* _What is expected_:
In the listing below, find every line containing "рівняння" and copy it out.

* _Listed entries_:
-- START --

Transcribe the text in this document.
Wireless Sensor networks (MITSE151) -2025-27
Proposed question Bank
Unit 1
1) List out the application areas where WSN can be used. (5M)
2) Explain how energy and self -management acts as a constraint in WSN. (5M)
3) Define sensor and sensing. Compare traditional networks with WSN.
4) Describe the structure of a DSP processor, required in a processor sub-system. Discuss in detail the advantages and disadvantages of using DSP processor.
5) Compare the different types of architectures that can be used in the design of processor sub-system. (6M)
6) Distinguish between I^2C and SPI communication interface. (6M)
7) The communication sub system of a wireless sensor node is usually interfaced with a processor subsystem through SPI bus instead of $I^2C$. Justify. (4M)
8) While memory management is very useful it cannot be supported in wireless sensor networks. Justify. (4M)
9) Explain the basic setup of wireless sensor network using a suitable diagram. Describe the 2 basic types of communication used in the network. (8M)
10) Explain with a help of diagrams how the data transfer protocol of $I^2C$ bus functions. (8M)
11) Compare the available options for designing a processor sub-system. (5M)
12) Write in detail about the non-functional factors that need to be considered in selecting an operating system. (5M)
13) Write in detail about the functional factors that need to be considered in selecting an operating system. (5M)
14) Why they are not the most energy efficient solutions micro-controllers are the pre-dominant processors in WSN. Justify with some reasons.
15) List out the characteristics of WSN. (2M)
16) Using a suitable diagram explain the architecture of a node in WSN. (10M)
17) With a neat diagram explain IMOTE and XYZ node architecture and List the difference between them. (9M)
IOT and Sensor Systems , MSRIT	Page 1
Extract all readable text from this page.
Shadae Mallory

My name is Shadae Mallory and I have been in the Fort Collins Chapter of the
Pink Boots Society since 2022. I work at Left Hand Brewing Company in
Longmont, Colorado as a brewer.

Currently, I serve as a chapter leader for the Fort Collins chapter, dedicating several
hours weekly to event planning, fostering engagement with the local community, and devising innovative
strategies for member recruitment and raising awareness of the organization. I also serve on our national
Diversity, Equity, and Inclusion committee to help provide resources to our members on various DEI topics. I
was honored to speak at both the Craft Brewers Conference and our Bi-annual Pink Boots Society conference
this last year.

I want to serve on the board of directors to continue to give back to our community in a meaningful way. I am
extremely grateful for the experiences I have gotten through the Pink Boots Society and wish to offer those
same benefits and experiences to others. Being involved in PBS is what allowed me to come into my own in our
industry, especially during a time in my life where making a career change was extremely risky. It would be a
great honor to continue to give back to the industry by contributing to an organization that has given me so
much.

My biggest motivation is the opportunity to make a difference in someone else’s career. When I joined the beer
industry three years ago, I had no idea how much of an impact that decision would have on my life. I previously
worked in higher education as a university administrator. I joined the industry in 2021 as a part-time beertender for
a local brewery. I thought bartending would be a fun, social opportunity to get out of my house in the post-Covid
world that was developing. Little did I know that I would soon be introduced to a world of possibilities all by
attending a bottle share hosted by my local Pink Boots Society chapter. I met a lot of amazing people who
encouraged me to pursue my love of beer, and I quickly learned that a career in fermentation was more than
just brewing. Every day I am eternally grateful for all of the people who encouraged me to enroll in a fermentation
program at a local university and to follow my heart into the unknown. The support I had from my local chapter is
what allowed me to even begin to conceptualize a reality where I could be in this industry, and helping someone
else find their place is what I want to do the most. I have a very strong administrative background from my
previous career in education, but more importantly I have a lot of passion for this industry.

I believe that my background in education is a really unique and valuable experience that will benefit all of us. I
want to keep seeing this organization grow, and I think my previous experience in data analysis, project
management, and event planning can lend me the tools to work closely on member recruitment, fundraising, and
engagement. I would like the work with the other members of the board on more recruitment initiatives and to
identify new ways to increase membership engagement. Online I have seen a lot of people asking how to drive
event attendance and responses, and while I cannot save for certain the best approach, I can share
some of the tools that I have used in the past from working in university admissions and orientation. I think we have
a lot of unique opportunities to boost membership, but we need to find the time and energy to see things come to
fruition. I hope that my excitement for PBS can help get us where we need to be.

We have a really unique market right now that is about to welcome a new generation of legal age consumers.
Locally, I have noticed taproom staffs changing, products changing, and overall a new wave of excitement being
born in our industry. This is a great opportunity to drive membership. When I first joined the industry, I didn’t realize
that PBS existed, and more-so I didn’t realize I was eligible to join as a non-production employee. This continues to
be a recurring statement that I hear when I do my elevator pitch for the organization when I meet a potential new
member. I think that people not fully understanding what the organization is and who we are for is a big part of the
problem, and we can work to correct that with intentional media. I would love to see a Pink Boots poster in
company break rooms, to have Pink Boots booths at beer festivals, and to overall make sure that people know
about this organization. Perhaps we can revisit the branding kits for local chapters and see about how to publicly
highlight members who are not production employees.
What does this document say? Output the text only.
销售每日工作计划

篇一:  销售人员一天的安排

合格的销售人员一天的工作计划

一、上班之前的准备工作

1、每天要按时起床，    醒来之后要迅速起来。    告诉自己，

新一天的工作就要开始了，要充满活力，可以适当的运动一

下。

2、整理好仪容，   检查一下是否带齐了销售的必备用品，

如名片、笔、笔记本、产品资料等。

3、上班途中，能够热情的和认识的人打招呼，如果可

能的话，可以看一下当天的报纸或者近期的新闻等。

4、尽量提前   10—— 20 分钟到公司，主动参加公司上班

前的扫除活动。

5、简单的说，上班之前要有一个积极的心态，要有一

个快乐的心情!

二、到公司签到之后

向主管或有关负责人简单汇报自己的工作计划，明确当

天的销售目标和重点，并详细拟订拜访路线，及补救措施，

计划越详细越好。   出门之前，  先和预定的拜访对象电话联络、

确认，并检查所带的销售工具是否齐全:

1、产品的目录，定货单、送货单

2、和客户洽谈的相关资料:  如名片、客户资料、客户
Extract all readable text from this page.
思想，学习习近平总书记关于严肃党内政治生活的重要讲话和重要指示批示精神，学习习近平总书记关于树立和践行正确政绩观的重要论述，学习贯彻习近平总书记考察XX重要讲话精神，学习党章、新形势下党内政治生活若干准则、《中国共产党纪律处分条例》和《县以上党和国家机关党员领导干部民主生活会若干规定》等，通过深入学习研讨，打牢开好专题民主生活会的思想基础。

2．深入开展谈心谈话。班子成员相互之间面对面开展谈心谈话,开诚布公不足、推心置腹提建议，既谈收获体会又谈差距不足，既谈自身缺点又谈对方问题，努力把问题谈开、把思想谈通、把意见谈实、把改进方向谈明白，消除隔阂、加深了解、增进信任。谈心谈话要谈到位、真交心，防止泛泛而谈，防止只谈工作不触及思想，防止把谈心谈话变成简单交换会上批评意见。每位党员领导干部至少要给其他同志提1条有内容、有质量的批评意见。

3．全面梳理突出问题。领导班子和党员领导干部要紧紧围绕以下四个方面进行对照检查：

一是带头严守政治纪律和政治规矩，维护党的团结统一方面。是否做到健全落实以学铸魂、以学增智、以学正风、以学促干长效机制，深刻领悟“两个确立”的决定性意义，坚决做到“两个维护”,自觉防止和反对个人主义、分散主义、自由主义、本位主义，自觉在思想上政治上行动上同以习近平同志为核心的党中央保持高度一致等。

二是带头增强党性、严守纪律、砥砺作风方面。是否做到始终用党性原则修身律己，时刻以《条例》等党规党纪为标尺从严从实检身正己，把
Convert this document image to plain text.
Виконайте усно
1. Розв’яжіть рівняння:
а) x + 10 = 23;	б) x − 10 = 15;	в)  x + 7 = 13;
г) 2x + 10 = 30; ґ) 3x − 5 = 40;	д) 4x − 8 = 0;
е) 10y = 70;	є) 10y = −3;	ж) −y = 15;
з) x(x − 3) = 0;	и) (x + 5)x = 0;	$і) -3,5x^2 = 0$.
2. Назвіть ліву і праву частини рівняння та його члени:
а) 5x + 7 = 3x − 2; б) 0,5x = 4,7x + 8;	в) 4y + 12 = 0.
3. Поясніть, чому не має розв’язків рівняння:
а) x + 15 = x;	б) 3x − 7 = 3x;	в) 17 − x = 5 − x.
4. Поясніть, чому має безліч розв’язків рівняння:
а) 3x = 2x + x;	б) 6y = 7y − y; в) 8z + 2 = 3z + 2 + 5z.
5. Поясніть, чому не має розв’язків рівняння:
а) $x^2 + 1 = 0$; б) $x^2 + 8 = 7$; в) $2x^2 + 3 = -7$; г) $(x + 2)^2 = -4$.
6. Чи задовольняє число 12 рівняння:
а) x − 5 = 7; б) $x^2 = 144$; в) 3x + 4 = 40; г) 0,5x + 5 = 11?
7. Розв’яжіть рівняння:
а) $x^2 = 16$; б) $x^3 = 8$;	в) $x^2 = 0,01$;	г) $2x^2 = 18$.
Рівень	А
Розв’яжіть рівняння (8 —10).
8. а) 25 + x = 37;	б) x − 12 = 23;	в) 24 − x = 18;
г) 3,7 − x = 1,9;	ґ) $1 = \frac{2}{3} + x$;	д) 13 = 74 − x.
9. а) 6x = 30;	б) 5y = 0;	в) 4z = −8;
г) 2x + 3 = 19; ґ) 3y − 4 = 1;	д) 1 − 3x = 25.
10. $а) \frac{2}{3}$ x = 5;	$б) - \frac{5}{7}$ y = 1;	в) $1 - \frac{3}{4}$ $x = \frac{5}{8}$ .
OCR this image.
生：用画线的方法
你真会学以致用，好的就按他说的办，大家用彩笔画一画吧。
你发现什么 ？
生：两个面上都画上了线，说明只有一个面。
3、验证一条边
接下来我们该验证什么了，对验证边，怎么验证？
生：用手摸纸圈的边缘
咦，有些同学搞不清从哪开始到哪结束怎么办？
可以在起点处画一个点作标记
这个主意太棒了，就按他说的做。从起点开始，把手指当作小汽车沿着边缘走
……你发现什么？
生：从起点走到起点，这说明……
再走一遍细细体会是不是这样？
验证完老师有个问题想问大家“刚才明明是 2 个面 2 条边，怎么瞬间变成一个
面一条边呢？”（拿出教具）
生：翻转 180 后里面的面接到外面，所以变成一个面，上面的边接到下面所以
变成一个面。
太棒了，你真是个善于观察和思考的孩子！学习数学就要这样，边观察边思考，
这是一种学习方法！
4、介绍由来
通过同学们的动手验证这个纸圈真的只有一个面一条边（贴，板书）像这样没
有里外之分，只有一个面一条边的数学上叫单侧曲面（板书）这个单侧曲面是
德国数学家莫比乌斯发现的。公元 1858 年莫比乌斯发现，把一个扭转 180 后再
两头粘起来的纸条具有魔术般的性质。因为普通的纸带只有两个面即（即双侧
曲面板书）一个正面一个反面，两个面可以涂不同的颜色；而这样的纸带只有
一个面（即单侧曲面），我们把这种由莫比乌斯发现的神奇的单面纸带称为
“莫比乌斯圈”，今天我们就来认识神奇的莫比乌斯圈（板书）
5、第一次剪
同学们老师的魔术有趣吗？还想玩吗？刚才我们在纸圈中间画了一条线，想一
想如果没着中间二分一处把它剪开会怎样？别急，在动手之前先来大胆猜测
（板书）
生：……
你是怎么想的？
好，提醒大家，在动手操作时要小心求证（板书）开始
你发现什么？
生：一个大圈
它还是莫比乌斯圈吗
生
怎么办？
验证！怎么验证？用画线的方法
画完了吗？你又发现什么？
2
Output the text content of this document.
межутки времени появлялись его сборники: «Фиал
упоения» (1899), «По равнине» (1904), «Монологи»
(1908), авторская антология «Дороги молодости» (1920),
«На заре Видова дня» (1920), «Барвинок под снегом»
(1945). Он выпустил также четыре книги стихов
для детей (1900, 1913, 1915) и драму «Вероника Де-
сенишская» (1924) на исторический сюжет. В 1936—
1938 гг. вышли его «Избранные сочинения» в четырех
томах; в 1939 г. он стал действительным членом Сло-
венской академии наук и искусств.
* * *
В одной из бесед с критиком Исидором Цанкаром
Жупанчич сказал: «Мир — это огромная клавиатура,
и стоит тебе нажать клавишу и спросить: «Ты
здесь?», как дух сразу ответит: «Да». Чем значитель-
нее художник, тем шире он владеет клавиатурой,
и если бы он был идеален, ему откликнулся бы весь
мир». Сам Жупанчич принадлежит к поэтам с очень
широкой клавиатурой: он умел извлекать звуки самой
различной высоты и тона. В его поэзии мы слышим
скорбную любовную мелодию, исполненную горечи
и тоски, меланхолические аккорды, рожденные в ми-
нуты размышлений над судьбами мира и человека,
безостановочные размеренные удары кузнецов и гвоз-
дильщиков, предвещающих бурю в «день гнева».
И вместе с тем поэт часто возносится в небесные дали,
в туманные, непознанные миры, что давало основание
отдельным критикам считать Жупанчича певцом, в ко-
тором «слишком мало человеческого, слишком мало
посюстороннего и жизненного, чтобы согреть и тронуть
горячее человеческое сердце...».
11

-- END --

* _Answer to this exercise_:
1. Розв’яжіть рівняння:
2. Назвіть ліву і праву частини рівняння та його члени:
3. Поясніть, чому не має розв’язків рівняння:
4. Поясніть, чому має безліч розв’язків рівняння:
5. Поясніть, чому не має розв’язків рівняння:
6. Чи задовольняє число 12 рівняння:
7. Розв’яжіть рівняння:
Розв’яжіть рівняння (8 —10).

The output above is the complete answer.